Which lines below include "LSUHS"? Copy them all.
━━ Dataset content ━━
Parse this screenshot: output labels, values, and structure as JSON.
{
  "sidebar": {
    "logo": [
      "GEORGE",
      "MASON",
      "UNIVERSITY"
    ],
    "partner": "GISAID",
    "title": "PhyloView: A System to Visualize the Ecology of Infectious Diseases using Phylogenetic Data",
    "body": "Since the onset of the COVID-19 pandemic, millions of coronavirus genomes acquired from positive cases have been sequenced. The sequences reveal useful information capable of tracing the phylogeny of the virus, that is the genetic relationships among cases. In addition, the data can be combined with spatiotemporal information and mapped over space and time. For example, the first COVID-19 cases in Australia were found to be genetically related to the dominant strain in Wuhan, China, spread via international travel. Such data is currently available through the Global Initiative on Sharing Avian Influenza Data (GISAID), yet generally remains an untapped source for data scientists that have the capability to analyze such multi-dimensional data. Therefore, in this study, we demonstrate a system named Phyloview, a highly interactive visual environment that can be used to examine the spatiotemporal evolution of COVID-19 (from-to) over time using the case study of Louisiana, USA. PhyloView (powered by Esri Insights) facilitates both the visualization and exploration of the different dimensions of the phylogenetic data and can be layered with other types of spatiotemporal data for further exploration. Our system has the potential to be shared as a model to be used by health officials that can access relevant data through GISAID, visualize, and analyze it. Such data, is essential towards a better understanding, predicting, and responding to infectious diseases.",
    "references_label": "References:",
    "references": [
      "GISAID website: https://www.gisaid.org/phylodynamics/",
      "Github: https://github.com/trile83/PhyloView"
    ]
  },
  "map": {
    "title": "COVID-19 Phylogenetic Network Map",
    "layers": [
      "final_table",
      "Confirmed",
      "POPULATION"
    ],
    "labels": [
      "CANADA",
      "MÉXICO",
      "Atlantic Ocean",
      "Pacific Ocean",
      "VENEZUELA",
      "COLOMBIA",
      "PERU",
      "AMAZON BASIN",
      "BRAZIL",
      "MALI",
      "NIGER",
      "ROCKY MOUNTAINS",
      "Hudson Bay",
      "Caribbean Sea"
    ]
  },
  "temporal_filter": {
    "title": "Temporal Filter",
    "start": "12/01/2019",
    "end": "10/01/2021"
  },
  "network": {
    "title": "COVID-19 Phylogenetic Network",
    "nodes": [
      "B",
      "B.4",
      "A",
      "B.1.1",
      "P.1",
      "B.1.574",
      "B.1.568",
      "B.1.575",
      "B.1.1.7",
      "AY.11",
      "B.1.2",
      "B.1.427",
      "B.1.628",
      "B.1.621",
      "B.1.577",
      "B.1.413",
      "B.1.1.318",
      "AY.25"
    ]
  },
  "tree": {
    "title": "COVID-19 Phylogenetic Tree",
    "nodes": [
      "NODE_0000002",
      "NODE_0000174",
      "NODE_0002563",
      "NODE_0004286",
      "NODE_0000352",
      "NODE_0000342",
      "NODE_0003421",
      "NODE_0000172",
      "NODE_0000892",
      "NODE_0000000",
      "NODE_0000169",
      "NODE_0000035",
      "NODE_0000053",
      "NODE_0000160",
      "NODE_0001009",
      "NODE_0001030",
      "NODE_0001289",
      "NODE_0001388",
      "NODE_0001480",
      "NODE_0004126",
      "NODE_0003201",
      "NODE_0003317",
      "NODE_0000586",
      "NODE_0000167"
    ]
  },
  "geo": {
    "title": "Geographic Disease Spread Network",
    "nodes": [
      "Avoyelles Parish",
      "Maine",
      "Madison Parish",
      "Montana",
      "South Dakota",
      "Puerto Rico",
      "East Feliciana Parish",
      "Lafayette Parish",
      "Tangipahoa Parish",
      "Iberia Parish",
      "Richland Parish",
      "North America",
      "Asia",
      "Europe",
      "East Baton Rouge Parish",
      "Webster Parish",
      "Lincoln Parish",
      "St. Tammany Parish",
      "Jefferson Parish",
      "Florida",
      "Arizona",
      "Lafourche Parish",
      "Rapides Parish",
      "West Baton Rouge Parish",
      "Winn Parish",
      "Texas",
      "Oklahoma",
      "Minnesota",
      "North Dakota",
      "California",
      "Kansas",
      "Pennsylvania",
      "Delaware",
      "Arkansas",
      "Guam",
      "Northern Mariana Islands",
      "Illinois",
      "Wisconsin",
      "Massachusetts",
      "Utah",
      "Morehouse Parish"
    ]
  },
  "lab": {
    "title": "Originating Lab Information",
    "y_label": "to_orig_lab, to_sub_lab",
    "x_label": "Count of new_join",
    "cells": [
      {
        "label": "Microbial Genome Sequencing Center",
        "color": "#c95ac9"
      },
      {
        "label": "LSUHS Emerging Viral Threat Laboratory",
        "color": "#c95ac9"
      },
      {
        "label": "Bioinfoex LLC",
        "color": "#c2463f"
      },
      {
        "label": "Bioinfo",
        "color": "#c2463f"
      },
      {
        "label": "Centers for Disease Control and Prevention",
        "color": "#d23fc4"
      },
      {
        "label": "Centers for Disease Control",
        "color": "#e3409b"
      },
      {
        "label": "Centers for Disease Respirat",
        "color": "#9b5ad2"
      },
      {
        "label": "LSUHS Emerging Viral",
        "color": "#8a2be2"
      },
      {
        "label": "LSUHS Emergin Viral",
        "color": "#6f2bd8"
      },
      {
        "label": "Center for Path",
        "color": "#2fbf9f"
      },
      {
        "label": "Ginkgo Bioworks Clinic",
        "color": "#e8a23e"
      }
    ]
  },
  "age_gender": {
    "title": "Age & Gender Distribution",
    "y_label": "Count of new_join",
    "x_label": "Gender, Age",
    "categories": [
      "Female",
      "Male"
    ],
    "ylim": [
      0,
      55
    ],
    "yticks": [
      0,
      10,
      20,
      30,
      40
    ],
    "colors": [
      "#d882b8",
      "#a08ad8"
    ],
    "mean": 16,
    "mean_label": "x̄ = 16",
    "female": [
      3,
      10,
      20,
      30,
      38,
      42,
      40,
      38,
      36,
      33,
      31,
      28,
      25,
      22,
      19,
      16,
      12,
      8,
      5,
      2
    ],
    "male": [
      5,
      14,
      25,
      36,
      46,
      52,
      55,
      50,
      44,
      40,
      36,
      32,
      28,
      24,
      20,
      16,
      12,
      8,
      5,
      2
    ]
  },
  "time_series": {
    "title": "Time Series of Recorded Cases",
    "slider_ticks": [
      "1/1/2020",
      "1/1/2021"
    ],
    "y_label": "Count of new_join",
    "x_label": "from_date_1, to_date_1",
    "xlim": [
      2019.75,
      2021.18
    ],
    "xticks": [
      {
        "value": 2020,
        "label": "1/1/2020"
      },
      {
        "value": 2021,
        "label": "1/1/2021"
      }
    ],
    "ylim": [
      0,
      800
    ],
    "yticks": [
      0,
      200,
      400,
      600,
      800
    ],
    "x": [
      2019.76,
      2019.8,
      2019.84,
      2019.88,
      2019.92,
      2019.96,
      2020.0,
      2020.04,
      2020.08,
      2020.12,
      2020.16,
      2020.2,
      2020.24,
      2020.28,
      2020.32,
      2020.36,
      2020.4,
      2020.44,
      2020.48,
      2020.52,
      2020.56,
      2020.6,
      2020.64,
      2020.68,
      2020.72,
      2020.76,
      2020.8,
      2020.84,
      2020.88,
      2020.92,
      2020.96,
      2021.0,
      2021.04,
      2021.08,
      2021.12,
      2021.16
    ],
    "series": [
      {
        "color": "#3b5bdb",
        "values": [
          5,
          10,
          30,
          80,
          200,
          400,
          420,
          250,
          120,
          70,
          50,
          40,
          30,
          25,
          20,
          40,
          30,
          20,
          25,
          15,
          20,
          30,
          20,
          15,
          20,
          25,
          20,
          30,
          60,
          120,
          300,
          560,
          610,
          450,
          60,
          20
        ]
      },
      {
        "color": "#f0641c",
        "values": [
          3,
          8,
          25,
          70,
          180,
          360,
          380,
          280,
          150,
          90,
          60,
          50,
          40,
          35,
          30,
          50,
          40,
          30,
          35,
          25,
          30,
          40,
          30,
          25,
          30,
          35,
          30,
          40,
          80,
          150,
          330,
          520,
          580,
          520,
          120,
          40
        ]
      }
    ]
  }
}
━━━
Task result:
        "label": "LSUHS Emerging Viral Threat Laboratory",
        "label": "LSUHS Emerging Viral",
        "label": "LSUHS Emergin Viral",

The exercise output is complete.